◆ PASSAGE ◆
When public figures normalise humiliation and reckless accusations, they send a clear message to their followers that disrespect is acceptable. That shouting is power. That dignity is weakness. This is how public discourse decays, not through silence but through noise.

Disagreement is not the problem. Journalism depends on disagreement. However, there is a difference between challenging ideas and destroying people. In Setswana culture, disputes are resolved through dialogue and mediation, not public shouting matches and character assassination. Turning conflict into content may attract clicks, but it also corrodes trust.

The Motaso - Moeladilotlhoko episode should serve as a warning, not entertainment. Ethics are not decorative accessories to be worn when convenient.

They are the foundation of journalism. Once they collapse, journalism becomes indistinguishable from gossip, abuse and spectacle.

This is not about picking sides. It is about standards. Popularity does not place anyone above basic conduct.

Influence does not excuse recklessness. If anything, it demands more restraint, not less. Ethics do not exist to protect journalists from the public. They exist to protect the public from journalists.

◆ SET TASK ◆
Continue the opinion piece on journalism ethics from its last sentence. The data after this passage is not needed.

◆ DATA ENTRIES ◆

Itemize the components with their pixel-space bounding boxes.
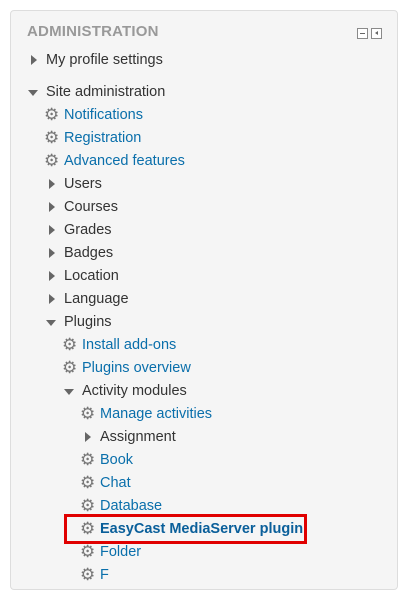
tree-item-label: Registration <box>64 130 142 146</box>
tree-item-label: Courses <box>64 199 118 215</box>
gear-icon: ⚙ <box>62 358 78 377</box>
tree-item-label: Plugins overview <box>82 360 191 376</box>
tree-item-label: Users <box>64 176 102 192</box>
dock-block-icon[interactable] <box>371 28 382 39</box>
gear-icon: ⚙ <box>80 565 96 584</box>
collapsed-arrow-icon <box>49 225 55 235</box>
tree-item-label: Folder <box>100 544 142 560</box>
tree-item-label: Install add-ons <box>82 337 177 353</box>
expanded-arrow-icon <box>28 90 38 96</box>
tree-item-label: Plugins <box>64 314 112 330</box>
tree-item-label: My profile settings <box>46 52 163 68</box>
tree-item-label: Manage activities <box>100 406 213 422</box>
tree-item-label: Book <box>100 452 134 468</box>
tree-item-label: F <box>100 567 109 583</box>
tree-item-label: Grades <box>64 222 112 238</box>
expanded-arrow-icon <box>46 320 56 326</box>
gear-icon: ⚙ <box>80 473 96 492</box>
tree-item-label: Notifications <box>64 107 143 123</box>
gear-icon: ⚙ <box>80 404 96 423</box>
collapsed-arrow-icon <box>49 271 55 281</box>
gear-icon: ⚙ <box>80 450 96 469</box>
tree-item-label: Badges <box>64 245 114 261</box>
tree-item-label: Assignment <box>100 429 176 445</box>
collapsed-arrow-icon <box>31 55 37 65</box>
block-title: ADMINISTRATION <box>27 23 159 40</box>
expanded-arrow-icon <box>64 389 74 395</box>
collapsed-arrow-icon <box>49 248 55 258</box>
tree-item-label: Chat <box>100 475 131 491</box>
tree-item-label: Language <box>64 291 129 307</box>
collapsed-arrow-icon <box>49 202 55 212</box>
hide-block-icon[interactable] <box>357 28 368 39</box>
collapsed-arrow-icon <box>85 432 91 442</box>
tree-item-label: EasyCast MediaServer plugin <box>100 521 304 537</box>
collapsed-arrow-icon <box>49 294 55 304</box>
tree-item-label: Database <box>100 498 163 514</box>
gear-icon: ⚙ <box>80 519 96 538</box>
tree-item-label: Location <box>64 268 119 284</box>
tree-item-label: Activity modules <box>82 383 187 399</box>
tree-item-label: Advanced features <box>64 153 185 169</box>
collapsed-arrow-icon <box>49 179 55 189</box>
gear-icon: ⚙ <box>80 542 96 561</box>
gear-icon: ⚙ <box>62 335 78 354</box>
gear-icon: ⚙ <box>44 105 60 124</box>
tree-item-label: Site administration <box>46 84 166 100</box>
gear-icon: ⚙ <box>44 151 60 170</box>
gear-icon: ⚙ <box>44 128 60 147</box>
gear-icon: ⚙ <box>80 496 96 515</box>
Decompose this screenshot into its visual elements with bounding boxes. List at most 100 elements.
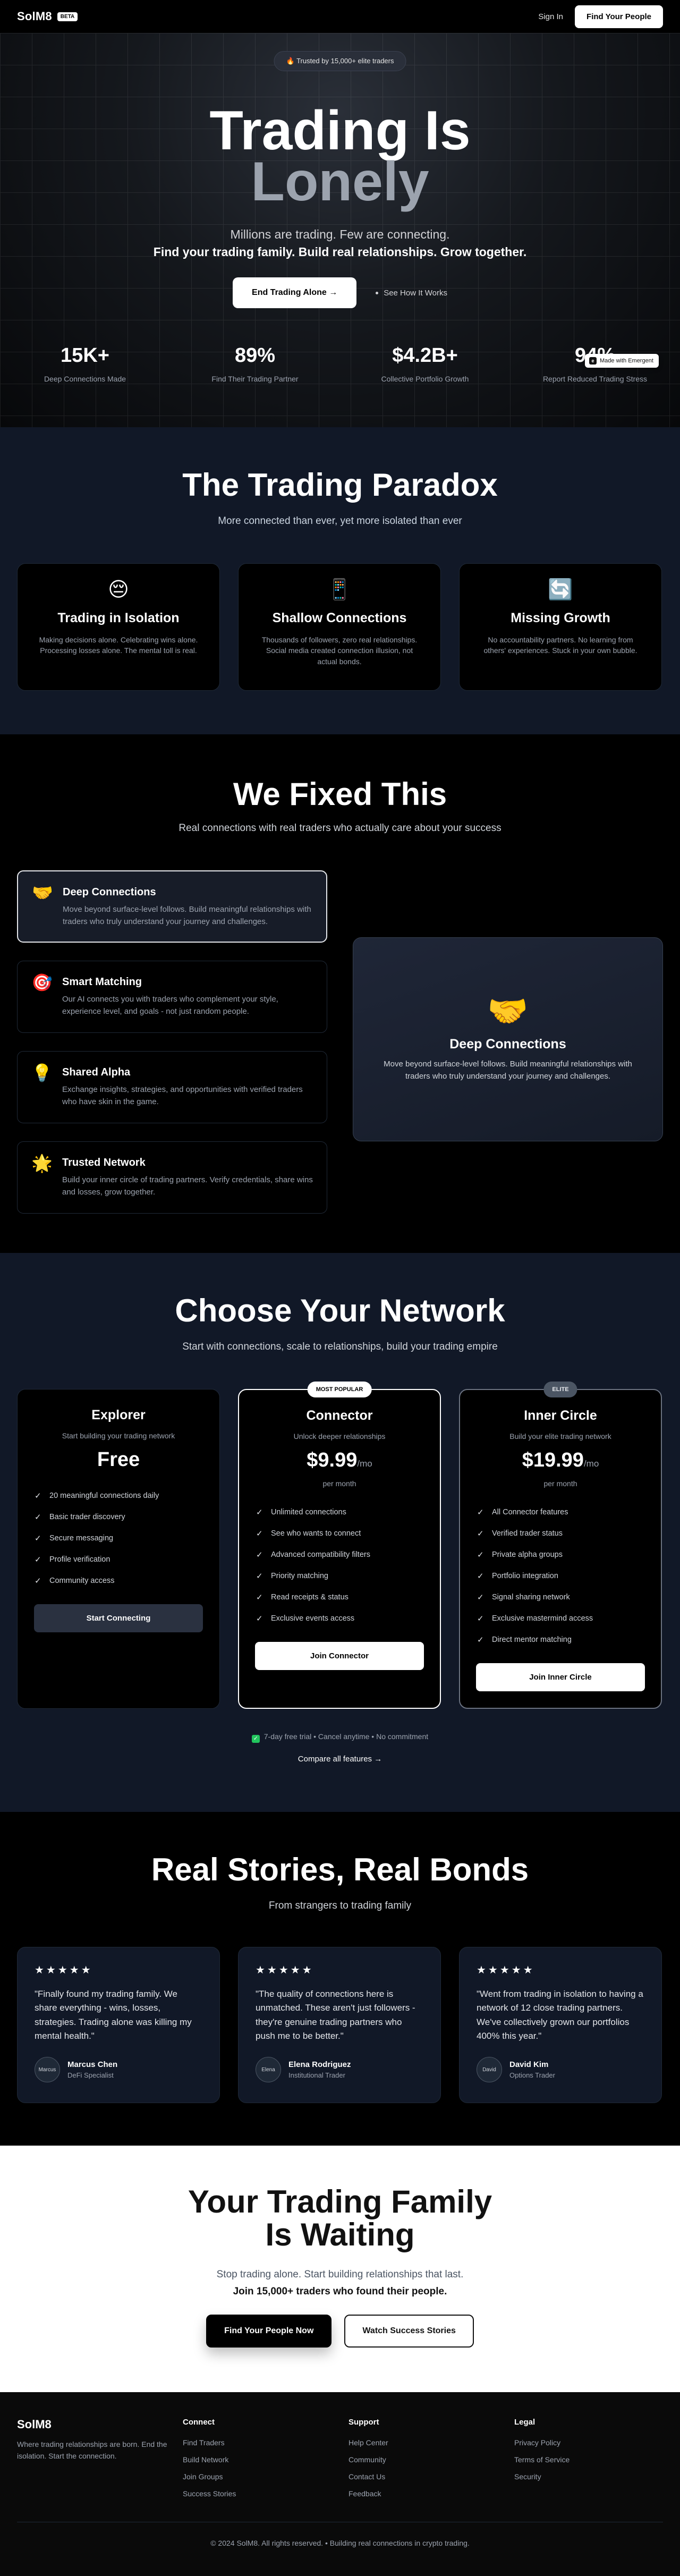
card-title: Trading in Isolation — [57, 611, 180, 625]
most-popular-badge: MOST POPULAR — [307, 1382, 372, 1397]
feature-item: ✓ Signal sharing network — [477, 1587, 644, 1608]
card-text: Making decisions alone. Celebrating wins… — [39, 635, 198, 655]
feature-label: Priority matching — [271, 1572, 328, 1580]
price-amount: $19.99 — [522, 1449, 584, 1471]
card-title: Missing Growth — [511, 611, 610, 625]
feature-item: ✓ Priority matching — [256, 1565, 423, 1587]
feature-tab-smart-matching[interactable]: 🎯 Smart Matching Our AI connects you wit… — [17, 961, 327, 1033]
plan-period: per month — [543, 1479, 577, 1488]
feature-text: Move beyond surface-level follows. Build… — [63, 905, 311, 926]
footer-link[interactable]: Join Groups — [183, 2472, 348, 2489]
author-name: Marcus Chen — [67, 2060, 118, 2070]
see-how-it-works-link[interactable]: See How It Works — [376, 289, 447, 298]
feature-label: Read receipts & status — [271, 1593, 348, 1601]
made-with-emergent-badge[interactable]: e Made with Emergent — [585, 354, 659, 368]
hero-section: 🔥 Trusted by 15,000+ elite traders Tradi… — [0, 33, 680, 427]
compare-features-link[interactable]: Compare all features → — [0, 1755, 680, 1764]
feature-label: Exclusive mastermind access — [492, 1614, 593, 1623]
feature-tab-deep-connections[interactable]: 🤝 Deep Connections Move beyond surface-l… — [17, 870, 327, 943]
footer-link[interactable]: Build Network — [183, 2455, 348, 2472]
footer-link[interactable]: Community — [348, 2455, 514, 2472]
card-text: Thousands of followers, zero real relati… — [261, 635, 418, 666]
footer-link[interactable]: Privacy Policy — [514, 2438, 680, 2455]
feature-label: Secure messaging — [49, 1534, 114, 1543]
find-your-people-button[interactable]: Find Your People — [575, 5, 663, 28]
footer-brand[interactable]: SolM8 — [17, 2418, 183, 2431]
author-role: DeFi Specialist — [67, 2071, 114, 2080]
testimonial-card: ★★★★★ "Went from trading in isolation to… — [459, 1947, 662, 2103]
watch-success-stories-button[interactable]: Watch Success Stories — [344, 2315, 474, 2348]
testimonial-author: Elena Elena Rodriguez Institutional Trad… — [256, 2057, 423, 2083]
sign-in-link[interactable]: Sign In — [538, 12, 563, 21]
stat-item: 89% Find Their Trading Partner — [170, 344, 340, 383]
join-inner-circle-button[interactable]: Join Inner Circle — [476, 1663, 645, 1691]
start-connecting-button[interactable]: Start Connecting — [34, 1604, 203, 1632]
top-nav: SolM8 BETA Sign In Find Your People — [0, 0, 680, 33]
feature-item: ✓ Basic trader discovery — [35, 1506, 202, 1528]
feature-item: ✓ Profile verification — [35, 1549, 202, 1570]
feature-item: ✓ All Connector features — [477, 1502, 644, 1523]
brand[interactable]: SolM8 BETA — [17, 10, 78, 23]
final-cta-section: Your Trading Family Is Waiting Stop trad… — [0, 2146, 680, 2392]
hero-tagline: Find your trading family. Build real rel… — [153, 245, 527, 259]
footer-link[interactable]: Help Center — [348, 2438, 514, 2455]
section-title: Real Stories, Real Bonds — [151, 1852, 529, 1887]
join-connector-button[interactable]: Join Connector — [255, 1642, 424, 1670]
footer-link[interactable]: Success Stories — [183, 2489, 348, 2506]
feature-tab-shared-alpha[interactable]: 💡 Shared Alpha Exchange insights, strate… — [17, 1051, 327, 1123]
feature-item: ✓ Exclusive events access — [256, 1608, 423, 1629]
see-how-it-works-label: See How It Works — [384, 288, 447, 298]
stat-value: $4.2B+ — [392, 344, 458, 367]
plan-price: Free — [97, 1448, 140, 1471]
brand-name[interactable]: SolM8 — [17, 10, 52, 23]
feature-item: ✓ Exclusive mastermind access — [477, 1608, 644, 1629]
check-icon: ✓ — [256, 1508, 263, 1517]
footer-links: Help Center Community Contact Us Feedbac… — [348, 2438, 514, 2506]
testimonial-card: ★★★★★ "The quality of connections here i… — [238, 1947, 441, 2103]
avatar: Elena — [256, 2057, 281, 2083]
feature-title: Smart Matching — [62, 976, 142, 988]
trial-note-text: 7-day free trial • Cancel anytime • No c… — [264, 1732, 429, 1741]
feature-label: Private alpha groups — [492, 1550, 563, 1559]
check-icon: ✓ — [477, 1593, 484, 1602]
feature-tab-trusted-network[interactable]: 🌟 Trusted Network Build your inner circl… — [17, 1141, 327, 1214]
footer-links: Privacy Policy Terms of Service Security — [514, 2438, 680, 2489]
author-name: David Kim — [509, 2060, 549, 2070]
footer-heading: Support — [348, 2418, 379, 2427]
plan-features: ✓ Unlimited connections ✓ See who wants to… — [239, 1502, 440, 1629]
feature-label: See who wants to connect — [271, 1529, 361, 1538]
feature-label: All Connector features — [492, 1508, 568, 1516]
panel-text: Move beyond surface-level follows. Build… — [384, 1060, 632, 1081]
testimonial-card: ★★★★★ "Finally found my trading family. … — [17, 1947, 220, 2103]
end-trading-alone-button[interactable]: End Trading Alone → — [233, 277, 357, 308]
hero-title-line2: Lonely — [251, 151, 429, 213]
plan-description: Build your elite trading network — [509, 1432, 611, 1440]
footer-link[interactable]: Feedback — [348, 2489, 514, 2506]
footer-columns: SolM8 Where trading relationships are bo… — [17, 2418, 680, 2506]
feature-item: ✓ Private alpha groups — [477, 1544, 644, 1565]
cta-subtitle: Stop trading alone. Start building relat… — [216, 2269, 464, 2280]
card-text: No accountability partners. No learning … — [483, 635, 638, 655]
star-rating-icon: ★★★★★ — [477, 1964, 535, 1976]
find-your-people-now-button[interactable]: Find Your People Now — [206, 2315, 332, 2348]
feature-item: ✓ Direct mentor matching — [477, 1629, 644, 1650]
footer: SolM8 Where trading relationships are bo… — [0, 2392, 680, 2576]
footer-link[interactable]: Contact Us — [348, 2472, 514, 2489]
footer-link[interactable]: Security — [514, 2472, 680, 2489]
feature-item: ✓ Advanced compatibility filters — [256, 1544, 423, 1565]
testimonial-author: David David Kim Options Trader — [477, 2057, 644, 2083]
footer-link[interactable]: Terms of Service — [514, 2455, 680, 2472]
pricing-section: Choose Your Network Start with connectio… — [0, 1253, 680, 1812]
stat-label: Report Reduced Trading Stress — [542, 375, 648, 383]
footer-link[interactable]: Find Traders — [183, 2438, 348, 2455]
check-icon: ✓ — [256, 1550, 263, 1560]
feature-item: ✓ Verified trader status — [477, 1523, 644, 1544]
feature-title: Shared Alpha — [62, 1066, 131, 1078]
trial-note: ✓ 7-day free trial • Cancel anytime • No… — [0, 1732, 680, 1743]
cycle-arrows-icon: 🔄 — [548, 579, 573, 601]
plan-name: Connector — [306, 1408, 373, 1423]
star-rating-icon: ★★★★★ — [35, 1964, 93, 1976]
trusted-badge: 🔥 Trusted by 15,000+ elite traders — [274, 51, 406, 71]
feature-label: Verified trader status — [492, 1529, 563, 1538]
price-unit: /mo — [583, 1459, 599, 1469]
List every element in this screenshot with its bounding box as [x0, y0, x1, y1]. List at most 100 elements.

◆ ANSWER TO THE PROBLEM ◆
They remind communicators that the people they speak about have families, dignity and standing in the community. They draw a line between truth-seeking and harm.

Botswana’s media space was not built through insults and live-streamed tantrums. It was built through struggle, discipline and hard-earned credibility. To trade that legacy for fleeting online relevance is not bravery. It is vandalism.

The apology was necessary. However, it should also be instructive. It reminds us that once public trust is lost, there is no easy path back. It should not close the conversation. It should sharpen it. Because once public trust is lost, there is no platform big enough, loud enough or popular enough to bring it back.